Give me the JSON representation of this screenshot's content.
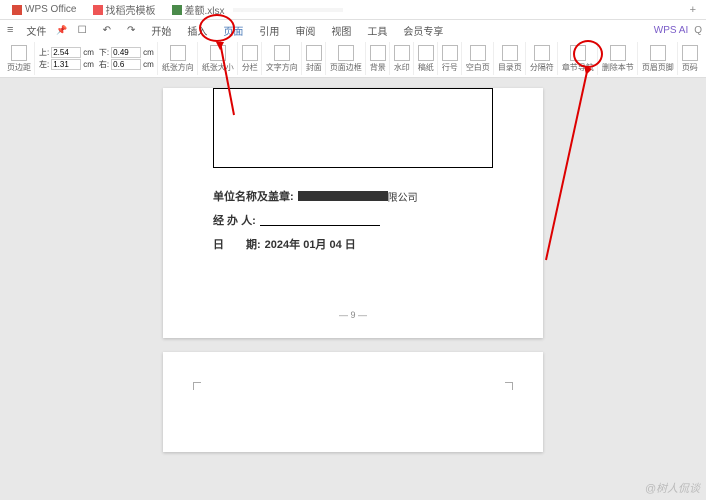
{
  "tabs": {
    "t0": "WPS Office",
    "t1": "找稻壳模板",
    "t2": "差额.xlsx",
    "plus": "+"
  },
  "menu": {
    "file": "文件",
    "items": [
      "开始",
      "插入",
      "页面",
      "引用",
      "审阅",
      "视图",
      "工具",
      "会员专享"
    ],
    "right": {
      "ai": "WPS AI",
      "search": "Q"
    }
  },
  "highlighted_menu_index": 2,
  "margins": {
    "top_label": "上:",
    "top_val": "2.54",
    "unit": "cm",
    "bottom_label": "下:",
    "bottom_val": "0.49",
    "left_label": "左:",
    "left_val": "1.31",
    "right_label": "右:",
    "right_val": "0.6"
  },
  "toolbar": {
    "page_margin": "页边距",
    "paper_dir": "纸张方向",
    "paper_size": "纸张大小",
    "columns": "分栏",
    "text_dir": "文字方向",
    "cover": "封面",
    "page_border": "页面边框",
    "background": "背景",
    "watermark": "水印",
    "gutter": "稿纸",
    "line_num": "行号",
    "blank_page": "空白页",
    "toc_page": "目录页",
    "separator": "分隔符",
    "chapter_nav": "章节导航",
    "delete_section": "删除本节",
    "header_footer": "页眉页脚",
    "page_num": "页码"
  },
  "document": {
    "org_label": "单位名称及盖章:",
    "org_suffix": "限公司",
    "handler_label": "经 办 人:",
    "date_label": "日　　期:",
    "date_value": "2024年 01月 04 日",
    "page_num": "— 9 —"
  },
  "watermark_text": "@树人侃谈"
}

== == ==

* [SET TASK]: Every entry must be written out exactly, with all pictures left out.

* [THE OUTPUT]:
Give me the JSON representation of this screenshot's content.
{
  "tabs": {
    "t0": "WPS Office",
    "t1": "找稻壳模板",
    "t2": "差额.xlsx",
    "plus": "+"
  },
  "menu": {
    "file": "文件",
    "items": [
      "开始",
      "插入",
      "页面",
      "引用",
      "审阅",
      "视图",
      "工具",
      "会员专享"
    ],
    "right": {
      "ai": "WPS AI",
      "search": "Q"
    }
  },
  "highlighted_menu_index": 2,
  "margins": {
    "top_label": "上:",
    "top_val": "2.54",
    "unit": "cm",
    "bottom_label": "下:",
    "bottom_val": "0.49",
    "left_label": "左:",
    "left_val": "1.31",
    "right_label": "右:",
    "right_val": "0.6"
  },
  "toolbar": {
    "page_margin": "页边距",
    "paper_dir": "纸张方向",
    "paper_size": "纸张大小",
    "columns": "分栏",
    "text_dir": "文字方向",
    "cover": "封面",
    "page_border": "页面边框",
    "background": "背景",
    "watermark": "水印",
    "gutter": "稿纸",
    "line_num": "行号",
    "blank_page": "空白页",
    "toc_page": "目录页",
    "separator": "分隔符",
    "chapter_nav": "章节导航",
    "delete_section": "删除本节",
    "header_footer": "页眉页脚",
    "page_num": "页码"
  },
  "document": {
    "org_label": "单位名称及盖章:",
    "org_suffix": "限公司",
    "handler_label": "经 办 人:",
    "date_label": "日　　期:",
    "date_value": "2024年 01月 04 日",
    "page_num": "— 9 —"
  },
  "watermark_text": "@树人侃谈"
}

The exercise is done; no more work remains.